Records supplied =
- - - -
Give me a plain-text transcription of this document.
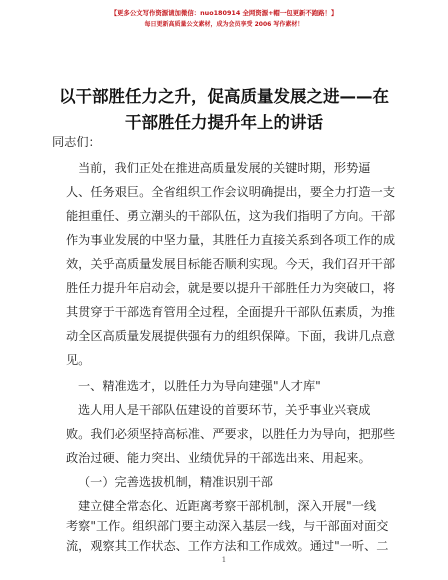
【更多公文写作资源请加微信：nuo180914 全网资源+帽一包更新不跑路！】
每日更新高质量公文素材，成为会员享受 2006 写作素材！
以干部胜任力之升，促高质量发展之进——在
干部胜任力提升年上的讲话
同志们：
当前，我们正处在推进高质量发展的关键时期，形势逼
人、任务艰巨。全省组织工作会议明确提出，要全力打造一支
能担重任、勇立潮头的干部队伍，这为我们指明了方向。干部
作为事业发展的中坚力量，其胜任力直接关系到各项工作的成
效，关乎高质量发展目标能否顺利实现。今天，我们召开干部
胜任力提升年启动会，就是要以提升干部胜任力为突破口，将
其贯穿于干部选育管用全过程，全面提升干部队伍素质，为推
动全区高质量发展提供强有力的组织保障。下面，我讲几点意
见。
一、精准选才，以胜任力为导向建强"人才库"
选人用人是干部队伍建设的首要环节，关乎事业兴衰成
败。我们必须坚持高标准、严要求，以胜任力为导向，把那些
政治过硬、能力突出、业绩优异的干部选出来、用起来。
（一）完善选拔机制，精准识别干部
建立健全常态化、近距离考察干部机制，深入开展"一线
考察"工作。组织部门要主动深入基层一线，与干部面对面交
流，观察其工作状态、工作方法和工作成效。通过"一听、二
1
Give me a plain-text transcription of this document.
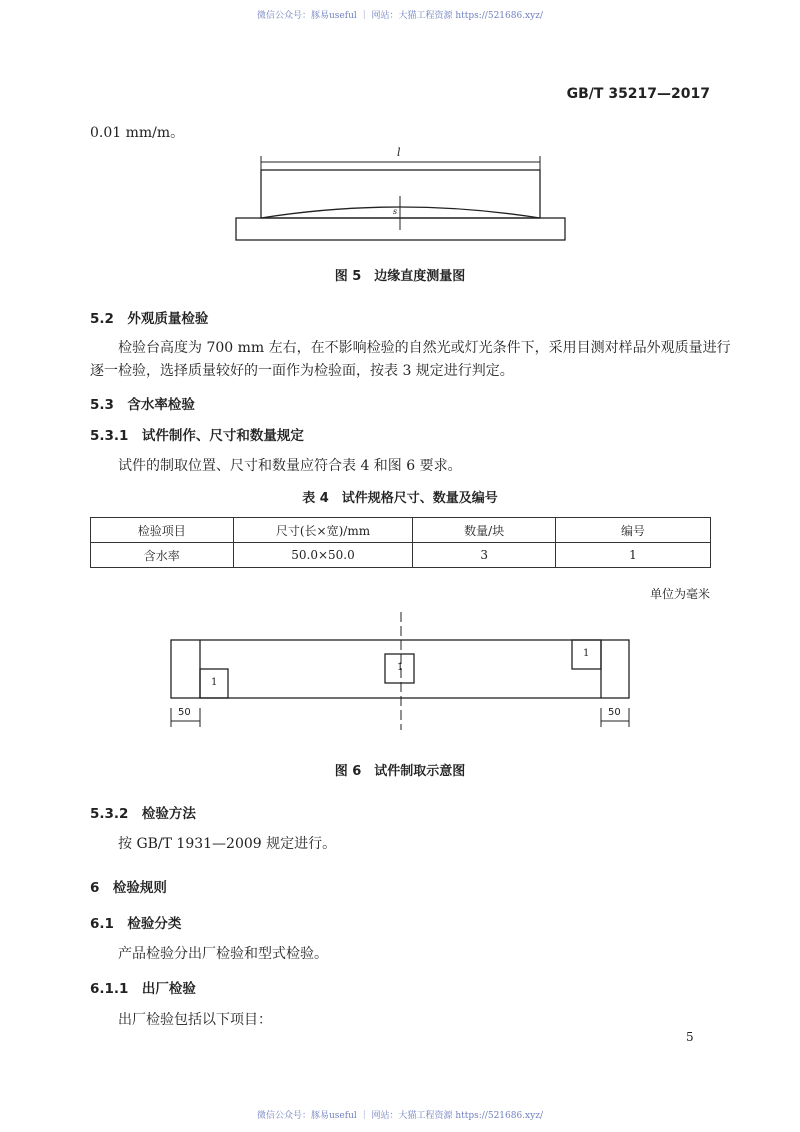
微信公众号：豚易useful ｜ 网站：大猫工程资源 https://521686.xyz/
GB/T 35217—2017
0.01 mm/m。
l
s
图 5　边缘直度测量图
5.2　外观质量检验
检验台高度为 700 mm 左右，在不影响检验的自然光或灯光条件下，采用目测对样品外观质量进行
逐一检验，选择质量较好的一面作为检验面，按表 3 规定进行判定。
5.3　含水率检验
5.3.1　试件制作、尺寸和数量规定
试件的制取位置、尺寸和数量应符合表 4 和图 6 要求。
表 4　试件规格尺寸、数量及编号
检验项目	尺寸(长×宽)/mm	数量/块	编号
含水率	50.0×50.0	3	1
单位为毫米
1
1
1
50	50
图 6　试件制取示意图
5.3.2　检验方法
按 GB/T 1931—2009 规定进行。
6　检验规则
6.1　检验分类
产品检验分出厂检验和型式检验。
6.1.1　出厂检验
出厂检验包括以下项目：
5
微信公众号：豚易useful ｜ 网站：大猫工程资源 https://521686.xyz/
- - - -
Written problem = All the records above need to be given again word for word. Skip the pictures.

Result =
Give me a plain-text transcription of this document.
【更多公文写作资源请加微信：nuo180914 全网资源+帽一包更新不跑路！】
每日更新高质量公文素材，成为会员享受 2006 写作素材！
以干部胜任力之升，促高质量发展之进——在
干部胜任力提升年上的讲话
同志们：
当前，我们正处在推进高质量发展的关键时期，形势逼
人、任务艰巨。全省组织工作会议明确提出，要全力打造一支
能担重任、勇立潮头的干部队伍，这为我们指明了方向。干部
作为事业发展的中坚力量，其胜任力直接关系到各项工作的成
效，关乎高质量发展目标能否顺利实现。今天，我们召开干部
胜任力提升年启动会，就是要以提升干部胜任力为突破口，将
其贯穿于干部选育管用全过程，全面提升干部队伍素质，为推
动全区高质量发展提供强有力的组织保障。下面，我讲几点意
见。
一、精准选才，以胜任力为导向建强"人才库"
选人用人是干部队伍建设的首要环节，关乎事业兴衰成
败。我们必须坚持高标准、严要求，以胜任力为导向，把那些
政治过硬、能力突出、业绩优异的干部选出来、用起来。
（一）完善选拔机制，精准识别干部
建立健全常态化、近距离考察干部机制，深入开展"一线
考察"工作。组织部门要主动深入基层一线，与干部面对面交
流，观察其工作状态、工作方法和工作成效。通过"一听、二
1
Give me a plain-text transcription of this document.
微信公众号：豚易useful ｜ 网站：大猫工程资源 https://521686.xyz/
GB/T 35217—2017
0.01 mm/m。
l
s
图 5　边缘直度测量图
5.2　外观质量检验
检验台高度为 700 mm 左右，在不影响检验的自然光或灯光条件下，采用目测对样品外观质量进行
逐一检验，选择质量较好的一面作为检验面，按表 3 规定进行判定。
5.3　含水率检验
5.3.1　试件制作、尺寸和数量规定
试件的制取位置、尺寸和数量应符合表 4 和图 6 要求。
表 4　试件规格尺寸、数量及编号
检验项目	尺寸(长×宽)/mm	数量/块	编号
含水率	50.0×50.0	3	1
单位为毫米
1
1
1
50	50
图 6　试件制取示意图
5.3.2　检验方法
按 GB/T 1931—2009 规定进行。
6　检验规则
6.1　检验分类
产品检验分出厂检验和型式检验。
6.1.1　出厂检验
出厂检验包括以下项目：
5
微信公众号：豚易useful ｜ 网站：大猫工程资源 https://521686.xyz/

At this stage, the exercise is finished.